> **STATED PROBLEM 1**
Reproduce the listing word for word, starting at its first line and ending with the line containing "newsletter-email-input[interactable] [55,1295,240,1318]".

> **GIVEN PASSAGE**
+ + +

# How much does your 16 week pup weigh?



## looby

Just had rigby weighed- he's 4 months old and weighs 5.6kg. This sounds like loads to me!!!

How does he compare to yours?

xx


----------



## Janev1000

Biscuit was 5.8kg at 16 weeks which I thought was a lot as he's not very tall. However, I guess most of the weight is in the body and not the legs! At 21 weeks he is now 7.7kg! He gains 300g every week. You really have to go by how Rigby feels. if he feel quite lean and you can feel his ribs then he sounds ok.


----------



## looby

He feels and looks fine- I just didn't expect him to gain weight so rapidly!!

xx


----------



## Anita

Hi Frisbee was weighed at the vets on Tuesday at 6.1kg and he is 15 weeks old. We have told him he can stop growing any time he likes now!


----------



## looby

wow!! he's gonna be a big boy!!

+ + +

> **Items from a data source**
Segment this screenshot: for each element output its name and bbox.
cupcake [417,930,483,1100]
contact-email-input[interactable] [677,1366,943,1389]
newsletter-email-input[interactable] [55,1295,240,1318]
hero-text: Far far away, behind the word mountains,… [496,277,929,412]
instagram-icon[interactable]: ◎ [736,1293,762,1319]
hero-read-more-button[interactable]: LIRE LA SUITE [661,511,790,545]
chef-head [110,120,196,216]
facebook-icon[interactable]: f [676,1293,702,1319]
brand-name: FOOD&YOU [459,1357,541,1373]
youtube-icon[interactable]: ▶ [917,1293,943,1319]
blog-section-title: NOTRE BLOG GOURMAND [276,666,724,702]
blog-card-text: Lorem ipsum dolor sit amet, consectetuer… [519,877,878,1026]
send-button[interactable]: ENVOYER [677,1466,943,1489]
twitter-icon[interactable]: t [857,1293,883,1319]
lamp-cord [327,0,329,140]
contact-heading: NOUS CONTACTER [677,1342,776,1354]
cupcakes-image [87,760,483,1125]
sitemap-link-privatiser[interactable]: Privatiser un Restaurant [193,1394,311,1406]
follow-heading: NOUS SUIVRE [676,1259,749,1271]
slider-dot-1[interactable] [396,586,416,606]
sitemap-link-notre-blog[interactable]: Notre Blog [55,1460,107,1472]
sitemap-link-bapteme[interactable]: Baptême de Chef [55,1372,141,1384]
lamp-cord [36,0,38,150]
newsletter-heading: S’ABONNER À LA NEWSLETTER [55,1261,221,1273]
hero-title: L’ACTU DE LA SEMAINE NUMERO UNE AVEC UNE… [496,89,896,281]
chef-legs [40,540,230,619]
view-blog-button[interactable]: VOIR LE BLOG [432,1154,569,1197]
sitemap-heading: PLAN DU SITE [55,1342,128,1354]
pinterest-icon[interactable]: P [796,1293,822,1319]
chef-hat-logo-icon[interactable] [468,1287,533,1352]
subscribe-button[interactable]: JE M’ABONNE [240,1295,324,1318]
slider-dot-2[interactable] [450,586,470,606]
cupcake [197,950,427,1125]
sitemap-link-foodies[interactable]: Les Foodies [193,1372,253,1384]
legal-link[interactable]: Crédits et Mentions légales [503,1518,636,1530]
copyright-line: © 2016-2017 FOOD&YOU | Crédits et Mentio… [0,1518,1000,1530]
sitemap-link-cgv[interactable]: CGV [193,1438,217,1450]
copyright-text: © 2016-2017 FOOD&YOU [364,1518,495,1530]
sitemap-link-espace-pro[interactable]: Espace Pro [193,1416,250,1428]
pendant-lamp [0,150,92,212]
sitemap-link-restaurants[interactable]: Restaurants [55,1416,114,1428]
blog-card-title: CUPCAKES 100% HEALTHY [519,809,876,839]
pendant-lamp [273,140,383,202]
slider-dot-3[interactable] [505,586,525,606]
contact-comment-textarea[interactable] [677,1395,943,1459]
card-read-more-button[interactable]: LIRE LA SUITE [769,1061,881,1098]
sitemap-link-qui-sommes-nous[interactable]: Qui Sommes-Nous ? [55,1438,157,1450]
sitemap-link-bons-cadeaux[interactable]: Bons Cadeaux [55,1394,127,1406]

+ + +

> **STATED PROBLEM 2**
Answer these questions from the forum thread:
(a) How much did Rigby weigh at 4 months old?
(b) How much weight does Biscuit gain every week?
(c) How old was Frisbee when the vet weighed him at 6.1kg?

> **REPLY 1**
Segment this screenshot: for each element output its name and bbox.
cupcake [417,930,483,1100]
contact-email-input[interactable] [677,1366,943,1389]
newsletter-email-input[interactable] [55,1295,240,1318]

> **REPLY 2**
(a) 5.6kg
(b) 300g
(c) 15 weeks